Continue the C++ code diff for the presence and frequency penalty function from the point where it stops.

* [DOCUMENT TEXT]
══════════════════════════════
+/*!
+ * \brief Apply presence and frequency penalty. This is an inplace operation.
+ * \param logits The input logits before penalty.
+ * \param token_ids The appeared token ids.
+ * \param token_freqs The number of times each token has appeared since last PrefillStep.
+ * token_freqs[i] is the frequency of token_ids[i], for all i. And all token_freqs should be >= 1.
+ * \param presence_penalty The penalty factor, applied if a token appeared in an one-off manner.
+ * \param frequency_penalty The penalty factor, contributes more the more frequent a token appears.
+ */
+void ApplyPresenceAndFrequencyPenalty(NDArray logits, NDArray token_ids, NDArray token_freqs,
+ double presence_penalty, double frequency_penalty) {
+ // See https://platform.openai.com/docs/guides/text-generation/frequency-and-presence-penalties
+ ICHECK(logits.IsContiguous());
+ ICHECK(token_ids.IsContiguous());
+ ICHECK(token_freqs.IsContiguous());
+ ICHECK(logits.DataType() == DataType::Float(32)) << "Logits data type is not float32!";
+ ICHECK(token_ids.DataType() == DataType::Int(32)) << "token ids must be int32!";
+ ICHECK(token_freqs.DataType() == DataType::Int(32)) << "token freqs must be int32!";
+ ICHECK(logits->device.device_type == kDLCPU) << "logits device must be CPU!";
+ ICHECK(token_ids->device.device_type == kDLCPU) << "token_ids device must be CPU!";
+ ICHECK(token_freqs->device.device_type == kDLCPU) << "token_ids device must be CPU!";
+
+ float* logits_raw_data = static_cast<float*>(logits->data);
+ int* token_ids_data = static_cast<int*>(token_ids->data);
+ int* token_freqs_data = static_cast<int*>(token_freqs->data);
+ size_t num_token_ids = token_ids->shape[token_ids->ndim - 1];
+ for (size_t i = 0; i < num_token_ids; ++i) {
+ int token_id = token_ids_data[i];
+ int token_freq = token_freqs_data[i];
+ logits_raw_data[token_id] -= (token_freq * frequency_penalty + presence_penalty);
+ }
+}
+
+TVM_REGISTER_GLOBAL("vm.builtin.apply_presence_and_frequency_penalty")
+ .set_body_typed(ApplyPresenceAndFrequencyPenalty);
+
// This is an inplace operation.
══════════════════════════════
* [ENTRIES SUPPLIED]
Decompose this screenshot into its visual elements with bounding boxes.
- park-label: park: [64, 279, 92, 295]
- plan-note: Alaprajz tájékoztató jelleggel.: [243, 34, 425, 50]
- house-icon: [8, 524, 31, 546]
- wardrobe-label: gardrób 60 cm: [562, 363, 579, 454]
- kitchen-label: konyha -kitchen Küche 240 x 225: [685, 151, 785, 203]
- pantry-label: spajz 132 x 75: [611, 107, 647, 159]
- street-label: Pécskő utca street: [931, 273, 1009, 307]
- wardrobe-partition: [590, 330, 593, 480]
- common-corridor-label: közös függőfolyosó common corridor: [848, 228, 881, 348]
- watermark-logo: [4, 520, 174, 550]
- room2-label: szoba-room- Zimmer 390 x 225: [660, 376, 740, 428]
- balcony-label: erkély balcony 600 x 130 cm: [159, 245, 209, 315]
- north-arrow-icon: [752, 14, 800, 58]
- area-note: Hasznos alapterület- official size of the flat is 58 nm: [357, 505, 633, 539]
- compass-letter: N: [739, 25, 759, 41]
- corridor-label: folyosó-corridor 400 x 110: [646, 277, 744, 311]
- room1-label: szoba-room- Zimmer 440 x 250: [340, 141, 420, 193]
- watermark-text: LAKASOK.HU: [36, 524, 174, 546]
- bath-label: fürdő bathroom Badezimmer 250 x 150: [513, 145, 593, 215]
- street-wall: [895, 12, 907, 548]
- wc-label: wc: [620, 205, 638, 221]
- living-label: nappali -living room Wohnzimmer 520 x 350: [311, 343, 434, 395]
══════════════════════════════
* [RESULT OF THIS TASK]
void ApplySoftmaxWithTemperature(NDArray logits, double temperature) {
ICHECK(logits.IsContiguous());
diff --git a/web/src/runtime.ts b/web/src/runtime.ts
index 4c56005261..cf2a6069e4 100644
--- a/web/src/runtime.ts
+++ b/web/src/runtime.ts
@@ -158,6 +158,7 @@ class RuntimeContext implements Disposable {
ndarrayCreateView: PackedFunc;
sampleTopPFromLogits: PackedFunc;
applyRepetitionPenalty: PackedFunc;
+ applyPresenceAndFrequencyPenalty: PackedFunc;
applySoftmaxWithTemperature: PackedFunc;
private autoDisposeScope: Array<Array<Disposable | undefined>> = [];
@@ -180,6 +181,7 @@ class RuntimeContext implements Disposable {
this.ndarrayCreateView = getGlobalFunc("runtime.TVMArrayCreateView");
this.sampleTopPFromLogits = getGlobalFunc("vm.builtin.sample_top_p_from_logits");
this.applyRepetitionPenalty = getGlobalFunc("vm.builtin.apply_repetition_penalty");
+ this.applyPresenceAndFrequencyPenalty = getGlobalFunc("vm.builtin.apply_presence_and_frequency_penalty");
this.applySoftmaxWithTemperature = getGlobalFunc("vm.builtin.apply_softmax_with_temperature");
}
@@ -202,6 +204,7 @@ class RuntimeContext implements Disposable {
this.ndarrayCreateView.dispose();
this.sampleTopPFromLogits.dispose();
this.applyRepetitionPenalty.dispose();
+ this.applyPresenceAndFrequencyPenalty.dispose();
this.applySoftmaxWithTemperature.dispose();
}
@@ -1757,6 +1760,27 @@ export class Instance implements Disposable {
return this.ctx.applyRepetitionPenalty(logits, token_ids, penalty);
}
+ /**
+ * Apply presence and frequency penalty. This is an inplace operation.
+ * @param logits The input logits before penalty.
+ * @param token_ids The appeared token ids.
+ * @param token_freqs The number of times each token has appeared since last PrefillStep.
+ * token_freqs[i] is the frequency of token_ids[i], for all i. And all token_freqs should be >= 1.
+ * @param presence_penalty The penalty factor.
+ * @param frequency_penalty The penalty factor.
+ */
+ applyPresenceAndFrequencyPenalty(
+ logits: NDArray,
+ token_ids: NDArray,
+ token_freqs: NDArray,
+ presence_penalty: number,
+ frequency_penalty: number
+ ) {
+ return this.ctx.applyPresenceAndFrequencyPenalty(
+ logits, token_ids, token_freqs, presence_penalty, frequency_penalty
+ );
+ }
+
/**
* Apply softmax with temperature to the logits.
* @param logits The input logits before softmax w/ temperature.